▶ _Data records_
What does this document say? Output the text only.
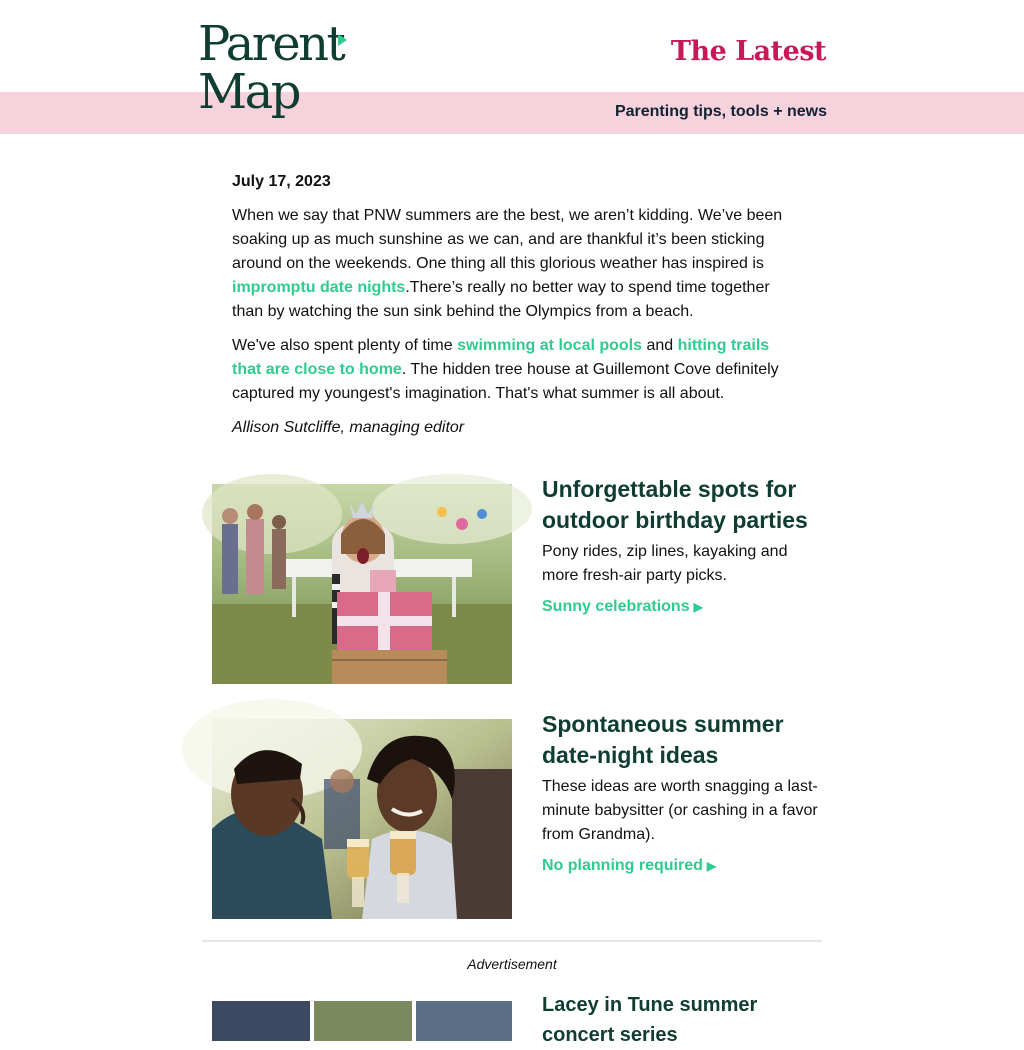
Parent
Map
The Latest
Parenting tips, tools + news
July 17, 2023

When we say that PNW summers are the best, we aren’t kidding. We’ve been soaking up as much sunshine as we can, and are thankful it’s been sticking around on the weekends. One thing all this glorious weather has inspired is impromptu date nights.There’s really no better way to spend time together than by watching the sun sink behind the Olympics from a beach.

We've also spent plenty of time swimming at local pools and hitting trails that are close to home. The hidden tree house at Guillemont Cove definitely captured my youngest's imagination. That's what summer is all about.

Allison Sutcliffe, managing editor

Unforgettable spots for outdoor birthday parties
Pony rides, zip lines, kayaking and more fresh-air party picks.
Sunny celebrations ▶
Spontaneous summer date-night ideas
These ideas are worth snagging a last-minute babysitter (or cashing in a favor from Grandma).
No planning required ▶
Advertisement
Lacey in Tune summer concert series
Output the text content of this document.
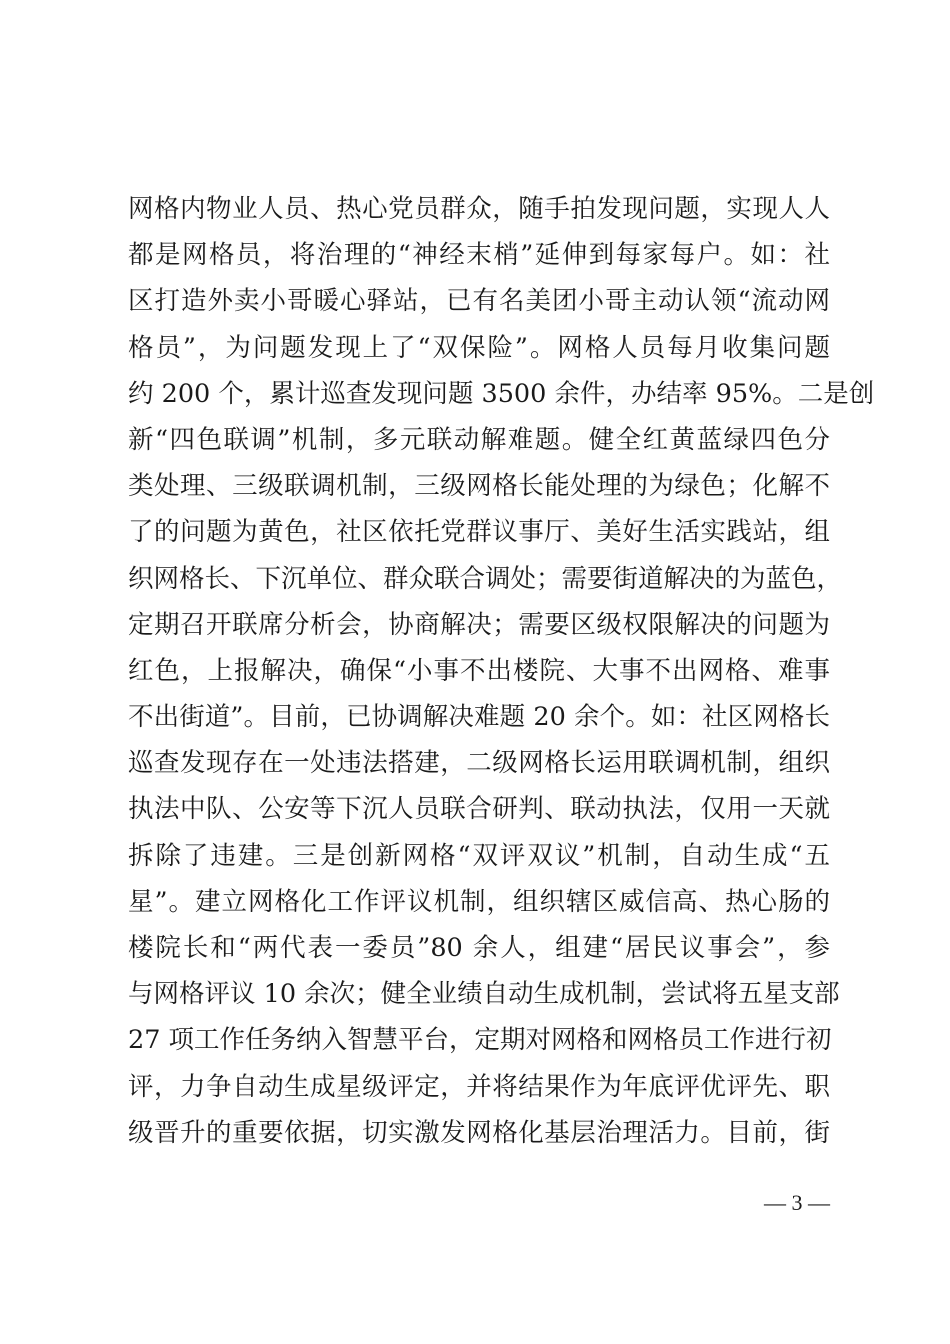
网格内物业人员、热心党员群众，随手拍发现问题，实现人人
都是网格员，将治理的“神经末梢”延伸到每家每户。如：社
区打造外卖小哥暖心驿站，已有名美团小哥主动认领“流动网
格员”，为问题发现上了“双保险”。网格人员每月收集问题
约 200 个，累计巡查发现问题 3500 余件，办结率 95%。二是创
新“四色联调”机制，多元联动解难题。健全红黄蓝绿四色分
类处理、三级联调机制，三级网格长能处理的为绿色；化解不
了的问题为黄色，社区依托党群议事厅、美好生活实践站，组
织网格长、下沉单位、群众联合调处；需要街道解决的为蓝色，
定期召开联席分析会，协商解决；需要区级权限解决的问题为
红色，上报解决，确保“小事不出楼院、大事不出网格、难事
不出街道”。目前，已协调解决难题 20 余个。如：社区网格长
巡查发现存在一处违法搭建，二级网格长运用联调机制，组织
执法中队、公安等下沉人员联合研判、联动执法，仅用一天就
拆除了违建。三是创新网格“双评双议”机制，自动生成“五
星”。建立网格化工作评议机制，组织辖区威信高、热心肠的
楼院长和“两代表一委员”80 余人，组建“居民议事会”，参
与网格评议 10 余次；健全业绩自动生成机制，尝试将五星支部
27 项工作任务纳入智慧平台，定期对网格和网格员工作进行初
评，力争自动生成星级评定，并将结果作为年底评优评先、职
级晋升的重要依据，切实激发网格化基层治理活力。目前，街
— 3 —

▶ _Exercise details_
Reproduce exactly and only the lines from the one with "Output the text content of this document." through the last entry, both included, excluding every picture.

▶ _Task output_
Output the text content of this document.
网格内物业人员、热心党员群众，随手拍发现问题，实现人人
都是网格员，将治理的“神经末梢”延伸到每家每户。如：社
区打造外卖小哥暖心驿站，已有名美团小哥主动认领“流动网
格员”，为问题发现上了“双保险”。网格人员每月收集问题
约 200 个，累计巡查发现问题 3500 余件，办结率 95%。二是创
新“四色联调”机制，多元联动解难题。健全红黄蓝绿四色分
类处理、三级联调机制，三级网格长能处理的为绿色；化解不
了的问题为黄色，社区依托党群议事厅、美好生活实践站，组
织网格长、下沉单位、群众联合调处；需要街道解决的为蓝色，
定期召开联席分析会，协商解决；需要区级权限解决的问题为
红色，上报解决，确保“小事不出楼院、大事不出网格、难事
不出街道”。目前，已协调解决难题 20 余个。如：社区网格长
巡查发现存在一处违法搭建，二级网格长运用联调机制，组织
执法中队、公安等下沉人员联合研判、联动执法，仅用一天就
拆除了违建。三是创新网格“双评双议”机制，自动生成“五
星”。建立网格化工作评议机制，组织辖区威信高、热心肠的
楼院长和“两代表一委员”80 余人，组建“居民议事会”，参
与网格评议 10 余次；健全业绩自动生成机制，尝试将五星支部
27 项工作任务纳入智慧平台，定期对网格和网格员工作进行初
评，力争自动生成星级评定，并将结果作为年底评优评先、职
级晋升的重要依据，切实激发网格化基层治理活力。目前，街
— 3 —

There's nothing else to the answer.